What needs to be done -
Answer these questions about the forum thread on generic domains:
1. Which network did blacksoftware drop out of?
2. What ad code does blacksoftware now use sparingly?
3. What does blacksoftware compare building a site to expect revenue from affiliate code ad turns to?

Couple of guys make a mint off of generic domains. - iamelgringo
http://www.businessweek.com/magazine/content/07_26/b4040059.htm
======
blacksoftware
Converting visitors to buyers with generic named URLs is hard!

Placing well known "brand name" affiliate marketing image code is simply a bad
idea.

I dropped out of the Linkshare network when I realized I was displaying their
affiliate images hundreds of thousands of times to visitors to my sites.

I took them all out and use Google ad-sense code sparingly. I think we should
be about the content we all want on our pages, not the other stuff, because
when more queries and feedback forms come in with stuff people care about
there is a ton of good will generated and lots of future potential customers.

I think building a site to expect revenue from affiliate code Ad turns is like
playing the lottery: the house always wins.

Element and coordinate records
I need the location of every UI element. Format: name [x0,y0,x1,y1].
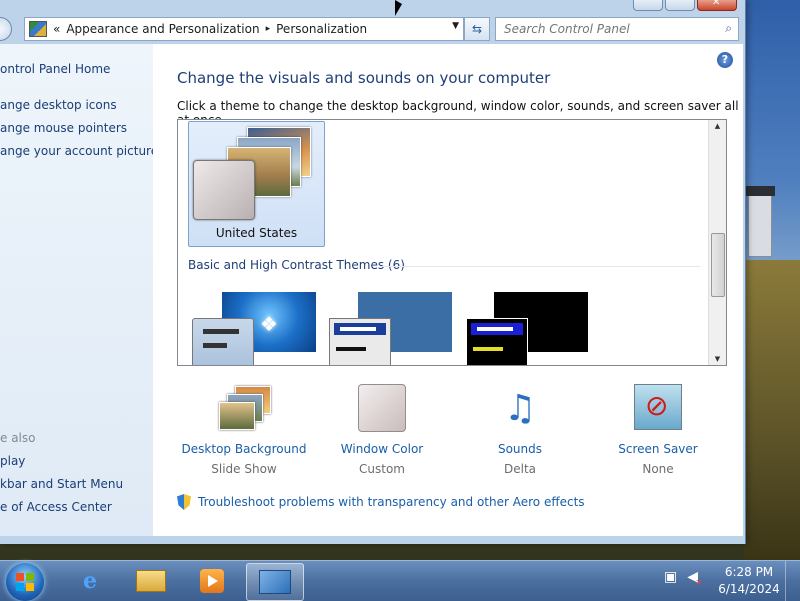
breadcrumb-separator[interactable]: ▸ [266,24,271,34]
taskbar-start-menu-link[interactable]: kbar and Start Menu [0,477,123,491]
window-controls [633,0,737,11]
back-button[interactable] [0,17,12,41]
ease-of-access-link[interactable]: e of Access Center [0,500,112,514]
search-input[interactable] [502,18,716,40]
desktop-background-value: Slide Show [211,462,277,476]
change-mouse-pointers-link[interactable]: ange mouse pointers [0,121,127,135]
theme-united-states[interactable]: United States [188,121,325,247]
sounds-option[interactable]: ♫ Sounds Delta [455,384,585,476]
theme-windows7-swatch[interactable] [192,318,254,365]
personalization-window: « Appearance and Personalization ▸ Perso… [0,0,746,544]
troubleshoot-link-row[interactable]: Troubleshoot problems with transparency … [177,494,585,510]
sounds-link[interactable]: Sounds [455,442,585,456]
windows-explorer-icon[interactable] [123,563,179,599]
chevron-down-icon[interactable]: ▼ [452,21,459,31]
notification-area: ▣ ◀ [664,569,702,587]
clock[interactable]: 6:28 PM 6/14/2024 [718,564,780,598]
see-also-heading: e also [0,431,36,445]
desktop-background-link[interactable]: Desktop Background [179,442,309,456]
theme-basic-swatch[interactable] [329,318,391,365]
theme-label: United States [215,226,298,240]
show-desktop-button[interactable] [785,561,800,601]
minimize-button[interactable] [633,0,663,11]
help-icon[interactable]: ? [717,52,733,68]
taskbar: e ▣ ◀ 6:28 PM 6/14/2024 [0,560,800,601]
windows-logo-icon [16,573,34,591]
lighthouse-image [745,186,775,257]
uac-shield-icon [177,494,191,510]
breadcrumb-appearance[interactable]: Appearance and Personalization [66,22,259,36]
breadcrumb-overflow[interactable]: « [53,22,60,36]
sounds-icon: ♫ [503,388,537,429]
theme-list-scrollbar[interactable]: ▲ ▼ [708,120,726,365]
network-icon[interactable]: ▣ [664,569,677,585]
mouse-cursor-icon [395,0,402,21]
screen-saver-link[interactable]: Screen Saver [593,442,723,456]
desktop-background-option[interactable]: Desktop Background Slide Show [179,384,309,476]
breadcrumb-personalization[interactable]: Personalization [276,22,367,36]
clock-date: 6/14/2024 [718,582,780,596]
screen-saver-icon [633,384,683,434]
main-content: ? Change the visuals and sounds on your … [153,44,743,536]
meadow-image [744,260,800,560]
refresh-icon[interactable]: ⇆ [464,17,490,41]
swatch-line [203,343,227,348]
change-desktop-icons-link[interactable]: ange desktop icons [0,98,117,112]
control-panel-home-link[interactable]: ontrol Panel Home [0,62,110,76]
swatch-titlebar [471,323,523,335]
left-task-pane: ontrol Panel Home ange desktop icons ang… [0,44,153,536]
search-box[interactable]: ⌕ [495,17,739,41]
swatch-titlebar [334,323,386,335]
media-player-icon[interactable] [184,563,240,599]
internet-explorer-icon[interactable]: e [62,563,118,599]
window-color-icon [357,384,407,434]
group-divider [380,266,700,267]
desktop-background-icon [219,384,271,434]
theme-high-contrast-swatch[interactable] [466,318,528,365]
start-button[interactable] [6,563,44,601]
sounds-value: Delta [503,462,536,476]
control-panel-taskbar-icon[interactable] [246,563,304,601]
change-account-picture-link[interactable]: ange your account picture [0,144,153,158]
close-button[interactable] [697,0,737,11]
maximize-button[interactable] [665,0,695,11]
screen-saver-value: None [642,462,674,476]
basic-themes-group-title[interactable]: Basic and High Contrast Themes (6) [188,258,405,272]
troubleshoot-link[interactable]: Troubleshoot problems with transparency … [198,495,585,509]
theme-color-swatch [193,160,255,220]
scroll-down-icon[interactable]: ▼ [709,355,726,363]
scroll-up-icon[interactable]: ▲ [709,122,726,130]
address-bar[interactable]: « Appearance and Personalization ▸ Perso… [24,17,464,41]
theme-list[interactable]: United States Basic and High Contrast Th… [177,119,727,366]
window-color-value: Custom [359,462,405,476]
volume-muted-icon[interactable]: ◀ [687,569,701,587]
windows-logo-icon: ❖ [260,312,278,336]
scrollbar-thumb[interactable] [711,233,725,297]
window-color-option[interactable]: Window Color Custom [317,384,447,476]
search-icon[interactable]: ⌕ [725,21,732,36]
control-panel-icon [29,21,47,37]
display-link[interactable]: play [0,454,25,468]
swatch-line [203,329,239,334]
screen-saver-option[interactable]: Screen Saver None [593,384,723,476]
window-color-link[interactable]: Window Color [317,442,447,456]
swatch-line [473,347,503,351]
swatch-line [336,347,366,351]
address-row: « Appearance and Personalization ▸ Perso… [0,16,745,42]
page-title: Change the visuals and sounds on your co… [177,69,551,87]
clock-time: 6:28 PM [724,565,774,579]
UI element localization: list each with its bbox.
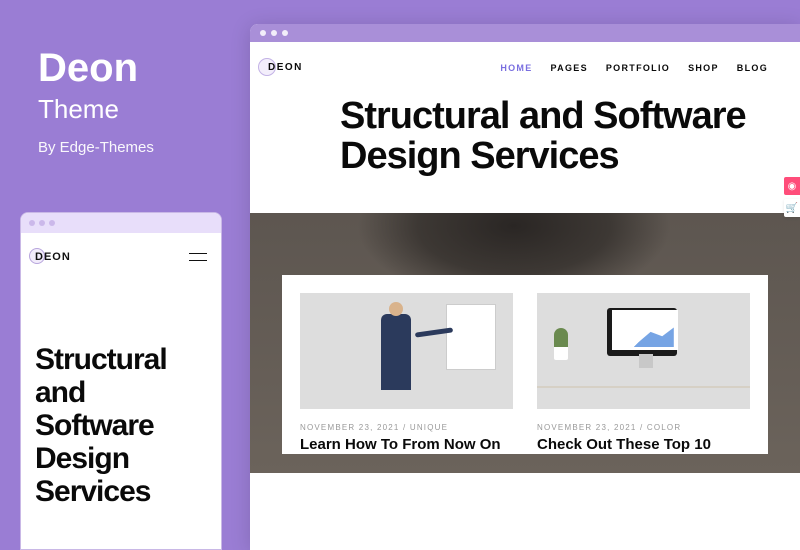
nav-portfolio[interactable]: PORTFOLIO xyxy=(606,63,670,73)
title-block: Deon Theme By Edge-Themes xyxy=(38,48,154,156)
side-widgets: ◉ 🛒 xyxy=(784,177,800,217)
post-meta: NOVEMBER 23, 2021 / UNIQUE xyxy=(300,423,513,432)
window-dot xyxy=(260,30,266,36)
nav-pages[interactable]: PAGES xyxy=(551,63,588,73)
mobile-header: DEON xyxy=(21,233,221,273)
window-dot xyxy=(282,30,288,36)
nav-blog[interactable]: BLOG xyxy=(737,63,768,73)
window-dot xyxy=(271,30,277,36)
desktop-hero: Structural and Software Design Services xyxy=(250,83,800,213)
nav-home[interactable]: HOME xyxy=(500,63,532,73)
desktop-titlebar xyxy=(250,24,800,42)
mobile-logo[interactable]: DEON xyxy=(35,251,71,263)
theme-author: By Edge-Themes xyxy=(38,139,154,156)
theme-subtitle: Theme xyxy=(38,94,154,125)
cart-widget-icon[interactable]: 🛒 xyxy=(784,199,800,217)
desktop-section2: NOVEMBER 23, 2021 / UNIQUE Learn How To … xyxy=(250,213,800,473)
nav-shop[interactable]: SHOP xyxy=(688,63,719,73)
desktop-content: DEON HOME PAGES PORTFOLIO SHOP BLOG Stru… xyxy=(250,42,800,550)
desktop-logo[interactable]: DEON xyxy=(268,62,303,73)
post-thumb xyxy=(300,293,513,409)
desktop-preview: DEON HOME PAGES PORTFOLIO SHOP BLOG Stru… xyxy=(250,24,800,550)
post-title: Check Out These Top 10 xyxy=(537,436,750,454)
post-card[interactable]: NOVEMBER 23, 2021 / COLOR Check Out Thes… xyxy=(537,293,750,454)
mobile-hero: Structural and Software Design Services xyxy=(21,273,221,528)
window-dot xyxy=(39,220,45,226)
post-meta: NOVEMBER 23, 2021 / COLOR xyxy=(537,423,750,432)
desktop-hero-heading: Structural and Software Design Services xyxy=(340,97,750,177)
post-card[interactable]: NOVEMBER 23, 2021 / UNIQUE Learn How To … xyxy=(300,293,513,454)
mobile-preview: DEON Structural and Software Design Serv… xyxy=(20,212,222,550)
desktop-menu: HOME PAGES PORTFOLIO SHOP BLOG xyxy=(500,63,768,73)
hamburger-icon[interactable] xyxy=(189,253,207,261)
window-dot xyxy=(29,220,35,226)
theme-name: Deon xyxy=(38,48,154,88)
window-dot xyxy=(49,220,55,226)
mobile-hero-heading: Structural and Software Design Services xyxy=(35,343,207,508)
post-thumb xyxy=(537,293,750,409)
post-strip: NOVEMBER 23, 2021 / UNIQUE Learn How To … xyxy=(282,275,768,454)
mobile-titlebar xyxy=(21,213,221,233)
post-title: Learn How To From Now On xyxy=(300,436,513,454)
desktop-nav: DEON HOME PAGES PORTFOLIO SHOP BLOG xyxy=(250,42,800,83)
buy-widget-icon[interactable]: ◉ xyxy=(784,177,800,195)
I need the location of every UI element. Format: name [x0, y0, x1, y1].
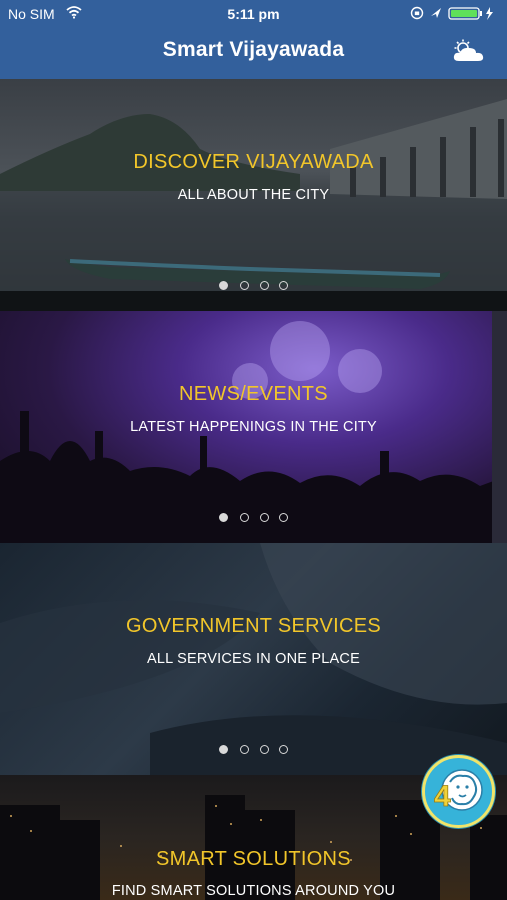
news-events-panel[interactable]: NEWS/EVENTS LATEST HAPPENINGS IN THE CIT…: [0, 311, 507, 543]
news-events-subtitle: LATEST HAPPENINGS IN THE CITY: [130, 419, 377, 435]
rotation-lock-icon: [410, 6, 424, 20]
page-dot-2[interactable]: [240, 513, 249, 522]
charging-bolt-icon: [486, 7, 493, 20]
government-services-panel[interactable]: GOVERNMENT SERVICES ALL SERVICES IN ONE …: [0, 543, 507, 775]
government-services-title: GOVERNMENT SERVICES: [125, 615, 382, 637]
page-dot-4[interactable]: [279, 281, 288, 290]
page-dot-2[interactable]: [240, 281, 249, 290]
page-dot-1[interactable]: [219, 513, 228, 522]
government-services-subtitle: ALL SERVICES IN ONE PLACE: [147, 651, 360, 667]
status-icons: [410, 6, 493, 20]
page-dot-2[interactable]: [240, 745, 249, 754]
location-arrow-icon: [431, 8, 441, 18]
page-dot-1[interactable]: [219, 281, 228, 290]
discover-page-indicator[interactable]: [219, 281, 291, 291]
services-page-indicator[interactable]: [219, 745, 291, 755]
smart-solutions-subtitle: FIND SMART SOLUTIONS AROUND YOU: [111, 883, 396, 899]
news-events-title: NEWS/EVENTS: [179, 383, 328, 405]
news-page-indicator[interactable]: [219, 513, 291, 523]
page-title: Smart Vijayawada: [162, 38, 345, 61]
status-bar: No SIM 5:11 pm: [0, 0, 507, 28]
discover-subtitle: ALL ABOUT THE CITY: [177, 187, 330, 203]
discover-title: DISCOVER VIJAYAWADA: [133, 151, 374, 173]
top-bar: No SIM 5:11 pm Smart Vijayawada: [0, 0, 507, 79]
page-dot-1[interactable]: [219, 745, 228, 754]
battery-icon: [448, 7, 482, 20]
lion-logo-fab[interactable]: 4: [422, 755, 495, 828]
page-dot-4[interactable]: [279, 745, 288, 754]
lion-logo-icon: 4: [434, 769, 483, 813]
weather-cloud-sun-icon[interactable]: [449, 39, 487, 63]
page-dot-3[interactable]: [260, 745, 269, 754]
fab-label: 4: [434, 780, 451, 813]
discover-panel[interactable]: DISCOVER VIJAYAWADA ALL ABOUT THE CITY: [0, 79, 507, 311]
page-dot-3[interactable]: [260, 281, 269, 290]
page-dot-4[interactable]: [279, 513, 288, 522]
page-dot-3[interactable]: [260, 513, 269, 522]
smart-solutions-title: SMART SOLUTIONS: [156, 848, 351, 870]
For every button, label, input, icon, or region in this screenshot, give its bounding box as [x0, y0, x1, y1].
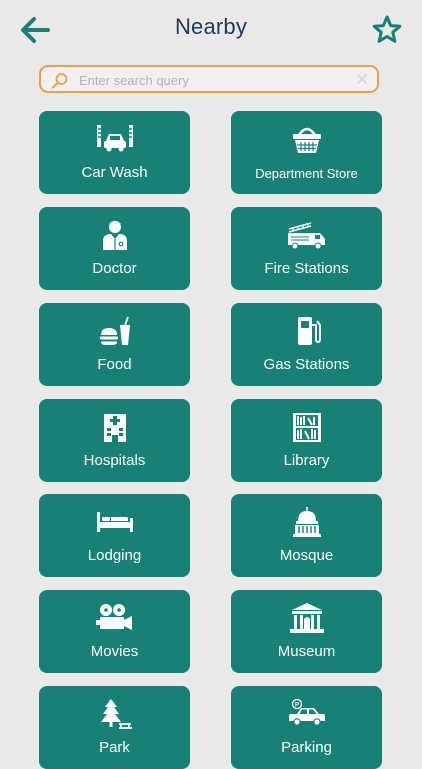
parking-car-icon: P: [288, 698, 325, 726]
gas-pump-icon: [297, 317, 321, 345]
tile-label: Department Store: [255, 166, 358, 181]
close-icon[interactable]: [355, 72, 369, 86]
doctor-icon: [102, 221, 127, 250]
tile-label: Parking: [281, 739, 332, 756]
tile-label: Park: [99, 739, 130, 756]
tile-doctor[interactable]: Doctor: [39, 207, 190, 290]
fast-food-icon: [99, 316, 130, 345]
tile-park[interactable]: Park: [39, 686, 190, 769]
tile-label: Museum: [277, 643, 336, 660]
park-tree-icon: [100, 699, 132, 729]
search-icon: [52, 73, 68, 89]
tile-fire-stations[interactable]: Fire Stations: [231, 207, 382, 290]
tile-gas-stations[interactable]: Gas Stations: [231, 303, 382, 386]
header-bar: Nearby: [0, 0, 422, 60]
car-wash-icon: [96, 125, 133, 152]
tile-movies[interactable]: Movies: [39, 590, 190, 673]
tile-library[interactable]: Library: [231, 399, 382, 482]
search-input[interactable]: [77, 69, 351, 91]
shopping-basket-icon: [292, 127, 321, 153]
museum-building-icon: [289, 603, 324, 633]
tile-label: Movies: [90, 643, 139, 660]
tile-mosque[interactable]: Mosque: [231, 494, 382, 577]
search-bar[interactable]: [39, 65, 379, 93]
tile-label: Gas Stations: [263, 356, 350, 373]
bed-icon: [96, 512, 133, 532]
tile-car-wash[interactable]: Car Wash: [39, 111, 190, 194]
film-projector-icon: [95, 604, 132, 630]
tile-parking[interactable]: P Parking: [231, 686, 382, 769]
tile-department-store[interactable]: Department Store: [231, 111, 382, 194]
bookshelf-icon: [292, 413, 321, 442]
tile-lodging[interactable]: Lodging: [39, 494, 190, 577]
tile-hospitals[interactable]: Hospitals: [39, 399, 190, 482]
tile-label: Car Wash: [81, 164, 148, 181]
tile-label: Doctor: [92, 260, 137, 277]
page-title: Nearby: [174, 14, 248, 39]
tile-label: Mosque: [279, 547, 334, 564]
star-outline-icon[interactable]: [371, 14, 403, 46]
svg-text:P: P: [294, 702, 298, 708]
tile-food[interactable]: Food: [39, 303, 190, 386]
tile-label: Library: [283, 452, 330, 469]
tile-museum[interactable]: Museum: [231, 590, 382, 673]
hospital-icon: [103, 414, 126, 442]
tile-label: Fire Stations: [264, 260, 349, 277]
tile-label: Hospitals: [83, 452, 146, 469]
tile-label: Lodging: [87, 547, 142, 564]
fire-truck-icon: [287, 222, 325, 250]
mosque-dome-icon: [292, 507, 321, 537]
tile-label: Food: [97, 356, 132, 373]
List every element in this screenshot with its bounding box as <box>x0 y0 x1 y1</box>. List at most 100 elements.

Output of the exercise -
1. The Linkshare network.
2. Google ad-sense code.
3. Playing the lottery, where the house always wins.